● The problem:
Each entry here needs to be set down again exactly, please; pictures are left out.

━━ Record excerpts

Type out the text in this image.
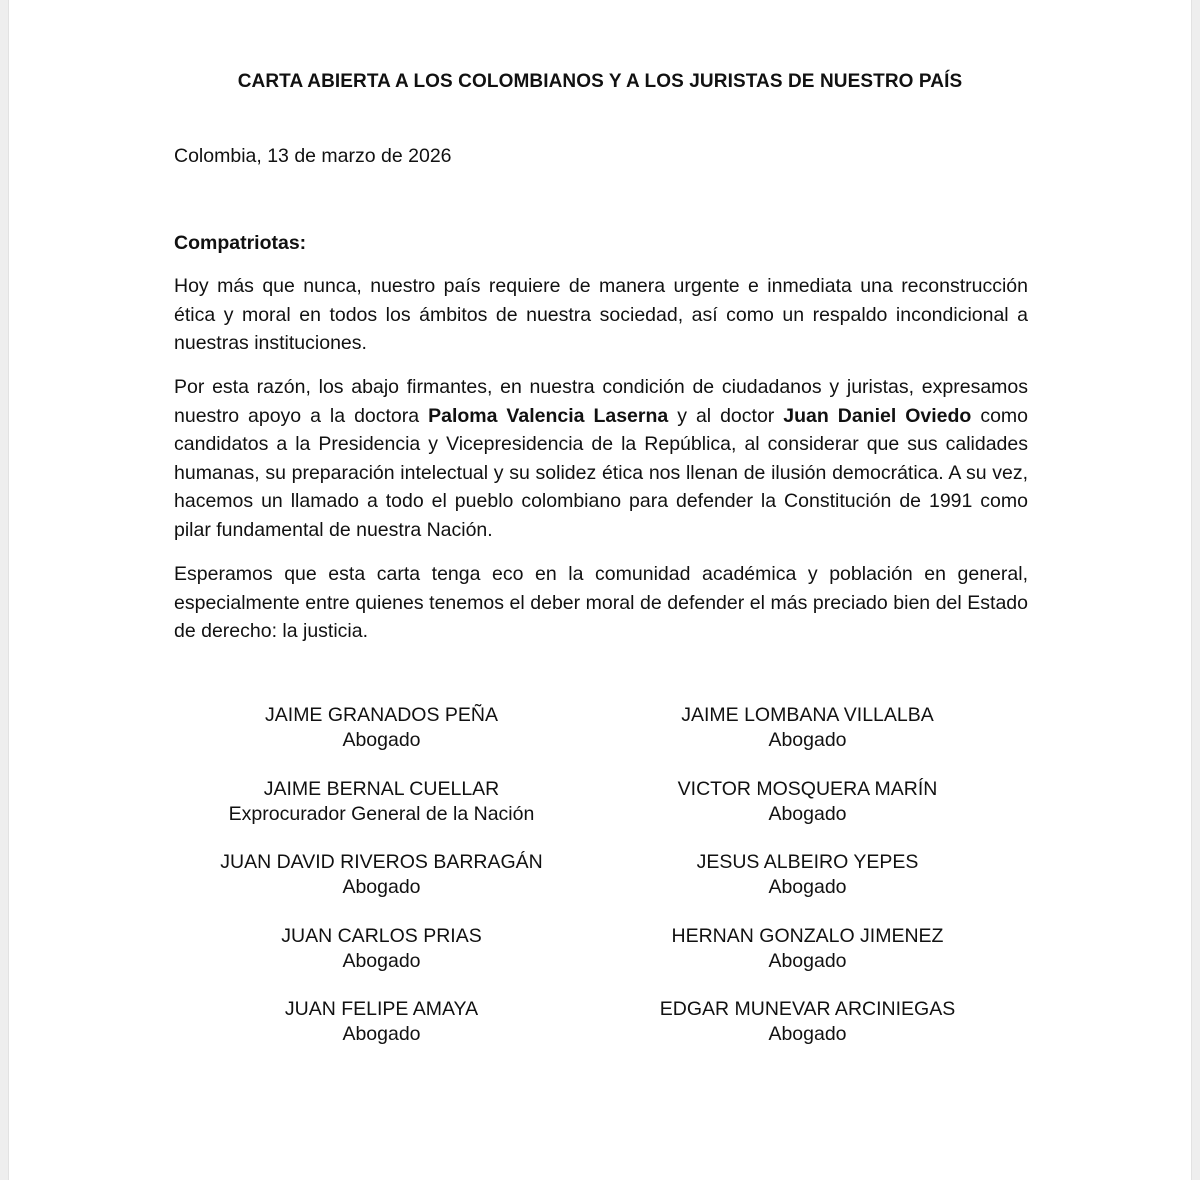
CARTA ABIERTA A LOS COLOMBIANOS Y A LOS JURISTAS DE NUESTRO PAÍS
Colombia, 13 de marzo de 2026
Compatriotas:

Hoy más que nunca, nuestro país requiere de manera urgente e inmediata una reconstrucción ética y moral en todos los ámbitos de nuestra sociedad, así como un respaldo incondicional a nuestras instituciones.

Por esta razón, los abajo firmantes, en nuestra condición de ciudadanos y juristas, expresamos nuestro apoyo a la doctora Paloma Valencia Laserna y al doctor Juan Daniel Oviedo como candidatos a la Presidencia y Vicepresidencia de la República, al considerar que sus calidades humanas, su preparación intelectual y su solidez ética nos llenan de ilusión democrática. A su vez, hacemos un llamado a todo el pueblo colombiano para defender la Constitución de 1991 como pilar fundamental de nuestra Nación.

Esperamos que esta carta tenga eco en la comunidad académica y población en general, especialmente entre quienes tenemos el deber moral de defender el más preciado bien del Estado de derecho: la justicia.

JAIME GRANADOS PEÑA
Abogado
JAIME LOMBANA VILLALBA
Abogado
JAIME BERNAL CUELLAR
Exprocurador General de la Nación
VICTOR MOSQUERA MARÍN
Abogado
JUAN DAVID RIVEROS BARRAGÁN
Abogado
JESUS ALBEIRO YEPES
Abogado
JUAN CARLOS PRIAS
Abogado
HERNAN GONZALO JIMENEZ
Abogado
JUAN FELIPE AMAYA
Abogado
EDGAR MUNEVAR ARCINIEGAS
Abogado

━━━━

● Final result:
Type out the text in this image.
CARTA ABIERTA A LOS COLOMBIANOS Y A LOS JURISTAS DE NUESTRO PAÍS
Colombia, 13 de marzo de 2026
Compatriotas:

Hoy más que nunca, nuestro país requiere de manera urgente e inmediata una reconstrucción ética y moral en todos los ámbitos de nuestra sociedad, así como un respaldo incondicional a nuestras instituciones.

Por esta razón, los abajo firmantes, en nuestra condición de ciudadanos y juristas, expresamos nuestro apoyo a la doctora Paloma Valencia Laserna y al doctor Juan Daniel Oviedo como candidatos a la Presidencia y Vicepresidencia de la República, al considerar que sus calidades humanas, su preparación intelectual y su solidez ética nos llenan de ilusión democrática. A su vez, hacemos un llamado a todo el pueblo colombiano para defender la Constitución de 1991 como pilar fundamental de nuestra Nación.

Esperamos que esta carta tenga eco en la comunidad académica y población en general, especialmente entre quienes tenemos el deber moral de defender el más preciado bien del Estado de derecho: la justicia.

JAIME GRANADOS PEÑA
Abogado
JAIME LOMBANA VILLALBA
Abogado
JAIME BERNAL CUELLAR
Exprocurador General de la Nación
VICTOR MOSQUERA MARÍN
Abogado
JUAN DAVID RIVEROS BARRAGÁN
Abogado
JESUS ALBEIRO YEPES
Abogado
JUAN CARLOS PRIAS
Abogado
HERNAN GONZALO JIMENEZ
Abogado
JUAN FELIPE AMAYA
Abogado
EDGAR MUNEVAR ARCINIEGAS
Abogado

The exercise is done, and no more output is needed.